◆ **PAGE EXTRACT**:

/---

Authorisation Number: 1012784187100

Ruling

Subject: Compensation payment

Question 1:

Is the specific injury benefit payment you received assessable income?

Answer:

No

This ruling applies for the following period:

Year ending 30 June 2015

The scheme commenced on:

1 July 2014

Relevant facts

You are an employee.

Your employer holds a salary continuance plan with financial institution (the insurer).

You suffered an injury.

Your employer lodged a claim against the policy.

The insurer has accepted your employer's claim for injury.

You received a lump sum payment.

Relevant legislative provisions

Income Tax Assessment Act 1936 Subsection 25(1).

Income Tax Assessment Act 1997 Subsection 6-5(2).

Income Tax Assessment Act 1997 Subsection 6-10(4).

Reasons for decision

Section 6-5 of the Income Tax Assessment Act 1997 (ITAA 1997) provides that the assessable income of a taxpayer includes income according to ordinary concepts (ordinary income). 

Ordinary income has generally been held to include three categories, namely income from rendering personal services, income from property and income from carrying on a business.

Other characteristics of income that have evolved from case law include receipts that:

    • are earned 

    • are expected

    • are relied upon; and

    • have an element of periodicity, recurrence or regularity.

A compensation amount generally bears the character of that which it is designed to replace. If the compensation is paid for the loss of a capital asset or amount then it will be regarded as a capital receipt and not ordinary income.

\---

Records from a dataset
/---

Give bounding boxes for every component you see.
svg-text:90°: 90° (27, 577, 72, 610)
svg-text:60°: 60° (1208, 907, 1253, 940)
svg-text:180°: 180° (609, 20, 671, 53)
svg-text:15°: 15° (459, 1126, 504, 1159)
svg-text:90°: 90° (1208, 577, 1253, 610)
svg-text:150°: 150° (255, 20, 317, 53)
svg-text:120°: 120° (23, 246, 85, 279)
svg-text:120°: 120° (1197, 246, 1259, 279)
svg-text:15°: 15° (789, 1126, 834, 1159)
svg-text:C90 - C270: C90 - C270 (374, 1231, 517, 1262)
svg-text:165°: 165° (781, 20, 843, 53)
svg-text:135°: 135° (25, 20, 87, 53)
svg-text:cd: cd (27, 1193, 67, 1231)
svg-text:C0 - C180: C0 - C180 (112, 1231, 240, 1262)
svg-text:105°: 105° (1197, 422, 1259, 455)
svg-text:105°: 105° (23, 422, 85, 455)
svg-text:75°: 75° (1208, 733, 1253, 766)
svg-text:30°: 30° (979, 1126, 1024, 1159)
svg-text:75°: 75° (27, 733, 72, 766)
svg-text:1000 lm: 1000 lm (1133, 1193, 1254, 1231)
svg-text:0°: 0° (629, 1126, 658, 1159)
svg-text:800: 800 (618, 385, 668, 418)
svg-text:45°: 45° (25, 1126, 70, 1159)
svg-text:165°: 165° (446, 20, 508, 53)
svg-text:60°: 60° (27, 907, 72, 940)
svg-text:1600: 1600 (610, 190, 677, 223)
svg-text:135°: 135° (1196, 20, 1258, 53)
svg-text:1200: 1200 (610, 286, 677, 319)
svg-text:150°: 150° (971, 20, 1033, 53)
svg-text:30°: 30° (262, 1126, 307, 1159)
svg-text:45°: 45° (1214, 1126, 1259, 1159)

\---

◆ **SET OF TASKS**:
1. For what period does the tax ruling apply?
2. What characteristics of income from case law does the tax ruling list for receipts?
3. Echo the stretch of the tax ruling from "You are an employee." through "against the policy.".

◆ **SOLUTIONS PER TASK**:
1. Year ending 30 June 2015

2.
Receipts that:
- are earned
- are expected
- are relied upon
- have an element of periodicity, recurrence or regularity

3.
You are an employee.

Your employer holds a salary continuance plan with financial institution (the insurer).

You suffered an injury.

Your employer lodged a claim against the policy.